== 課題項目 ==
演習本文のうち、「このため、人類軍は対ウイルス」から「が資産価格上昇の背景である。」までのすべてを、「各国政府」を「主要国政府」に書き換えたうえで改めて示してください。

== 演習本文 ==
● ● ● ● ●
【市況】【植木靖男の相場展望】 ─ 上昇ピッチ速まるか!?
株式評論家 植木靖男
「上昇ピッチ速まるか!?」
●ウイルスとの戦いが押し上げる資産価格
コロナウイルス軍と人類軍との間で勃発した世界大戦争は、一段と激化しつつあるようだ。人類軍は切り札として期待されるワクチンを開発し実戦に投入し始めた。だが、ウイルス軍も変異して、新たな武器を得て人類軍に果敢に挑んでくる。ワクチン開発で戦況は人類軍優位に、とみられるものの、ウイルス軍も生き延びを賭けている。容易にこの戦いは決着しそうもない。
このため、人類軍は対ウイルス戦に際限なく軍資金を投入している。もはや、資金コントロールは統制不能の状況にあるとみてよい。
かくして、各国政府はウイルス戦に完全勝利するまでは資金を出し続けることになる。これは従来のカネ余りという一語では済まされない、とんでもない段階に入っているかにみえる。
こうした状況下で、市中に流れた資金が巡り巡って株式や債券、そして金(ゴールド)、あるいは仮想通貨に流入する。これが資産価格上昇の背景である。
● ● ● ● ●
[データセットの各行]

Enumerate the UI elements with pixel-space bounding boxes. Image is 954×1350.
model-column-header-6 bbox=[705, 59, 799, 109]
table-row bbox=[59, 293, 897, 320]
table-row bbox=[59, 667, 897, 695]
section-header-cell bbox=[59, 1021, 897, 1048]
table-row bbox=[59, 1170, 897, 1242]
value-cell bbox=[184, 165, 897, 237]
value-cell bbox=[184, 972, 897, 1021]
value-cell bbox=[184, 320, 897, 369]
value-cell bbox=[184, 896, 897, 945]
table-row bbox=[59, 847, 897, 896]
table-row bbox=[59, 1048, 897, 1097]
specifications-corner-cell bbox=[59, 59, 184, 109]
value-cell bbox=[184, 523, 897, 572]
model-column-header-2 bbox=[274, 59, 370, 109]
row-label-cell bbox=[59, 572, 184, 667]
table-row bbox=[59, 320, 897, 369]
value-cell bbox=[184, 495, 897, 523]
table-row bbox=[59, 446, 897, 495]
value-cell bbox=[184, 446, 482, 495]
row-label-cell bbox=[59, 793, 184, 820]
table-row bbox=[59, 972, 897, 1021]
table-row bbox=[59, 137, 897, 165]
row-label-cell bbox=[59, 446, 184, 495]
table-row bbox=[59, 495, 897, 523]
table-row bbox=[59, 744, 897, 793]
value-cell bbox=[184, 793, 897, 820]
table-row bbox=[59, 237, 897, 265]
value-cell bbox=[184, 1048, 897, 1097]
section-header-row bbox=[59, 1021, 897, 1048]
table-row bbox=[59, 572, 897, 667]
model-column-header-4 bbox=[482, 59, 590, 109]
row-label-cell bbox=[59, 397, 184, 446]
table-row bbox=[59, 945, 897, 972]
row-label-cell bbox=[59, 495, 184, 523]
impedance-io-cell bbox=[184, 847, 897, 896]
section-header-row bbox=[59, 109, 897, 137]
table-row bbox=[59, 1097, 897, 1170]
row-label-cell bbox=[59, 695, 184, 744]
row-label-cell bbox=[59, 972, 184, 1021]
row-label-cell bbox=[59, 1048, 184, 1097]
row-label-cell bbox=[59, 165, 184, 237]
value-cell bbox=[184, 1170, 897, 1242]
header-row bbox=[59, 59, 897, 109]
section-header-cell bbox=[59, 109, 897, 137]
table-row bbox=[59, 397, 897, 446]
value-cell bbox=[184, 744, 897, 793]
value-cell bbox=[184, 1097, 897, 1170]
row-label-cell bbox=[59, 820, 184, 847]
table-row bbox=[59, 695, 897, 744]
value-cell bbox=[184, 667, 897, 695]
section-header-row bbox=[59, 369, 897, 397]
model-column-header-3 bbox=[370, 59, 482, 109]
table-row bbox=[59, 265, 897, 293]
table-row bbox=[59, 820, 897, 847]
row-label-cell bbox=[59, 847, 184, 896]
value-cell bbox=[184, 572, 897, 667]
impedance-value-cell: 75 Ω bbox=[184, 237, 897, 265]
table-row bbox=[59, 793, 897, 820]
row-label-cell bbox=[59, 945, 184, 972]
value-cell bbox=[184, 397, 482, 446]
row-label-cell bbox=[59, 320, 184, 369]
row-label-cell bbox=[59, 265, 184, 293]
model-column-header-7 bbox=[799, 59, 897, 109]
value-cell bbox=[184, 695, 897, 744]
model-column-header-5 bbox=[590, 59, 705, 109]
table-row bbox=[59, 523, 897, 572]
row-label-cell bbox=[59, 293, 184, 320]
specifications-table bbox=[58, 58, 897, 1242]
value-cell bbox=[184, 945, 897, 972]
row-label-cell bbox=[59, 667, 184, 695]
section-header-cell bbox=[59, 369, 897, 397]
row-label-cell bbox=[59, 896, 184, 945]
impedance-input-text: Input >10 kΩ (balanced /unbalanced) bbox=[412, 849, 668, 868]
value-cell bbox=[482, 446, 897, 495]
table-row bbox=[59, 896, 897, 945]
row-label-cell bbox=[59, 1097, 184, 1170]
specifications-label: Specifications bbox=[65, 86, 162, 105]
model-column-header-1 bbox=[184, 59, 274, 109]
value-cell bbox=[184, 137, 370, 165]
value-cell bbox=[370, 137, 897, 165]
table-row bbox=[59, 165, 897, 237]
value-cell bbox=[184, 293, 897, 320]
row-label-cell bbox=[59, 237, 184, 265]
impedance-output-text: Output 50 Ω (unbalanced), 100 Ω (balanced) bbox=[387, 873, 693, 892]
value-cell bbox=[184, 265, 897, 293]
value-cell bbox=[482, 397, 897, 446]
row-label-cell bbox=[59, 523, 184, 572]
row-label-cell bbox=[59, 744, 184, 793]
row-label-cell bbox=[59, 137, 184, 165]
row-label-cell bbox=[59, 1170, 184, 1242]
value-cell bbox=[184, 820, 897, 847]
● ● ● ● ●
== 演習解答 ==
このため、人類軍は対ウイルス戦に際限なく軍資金を投入している。もはや、資金コントロールは統制不能の状況にあるとみてよい。
かくして、主要国政府はウイルス戦に完全勝利するまでは資金を出し続けることになる。これは従来のカネ余りという一語では済まされない、とんでもない段階に入っているかにみえる。
こうした状況下で、市中に流れた資金が巡り巡って株式や債券、そして金(ゴールド)、あるいは仮想通貨に流入する。これが資産価格上昇の背景である。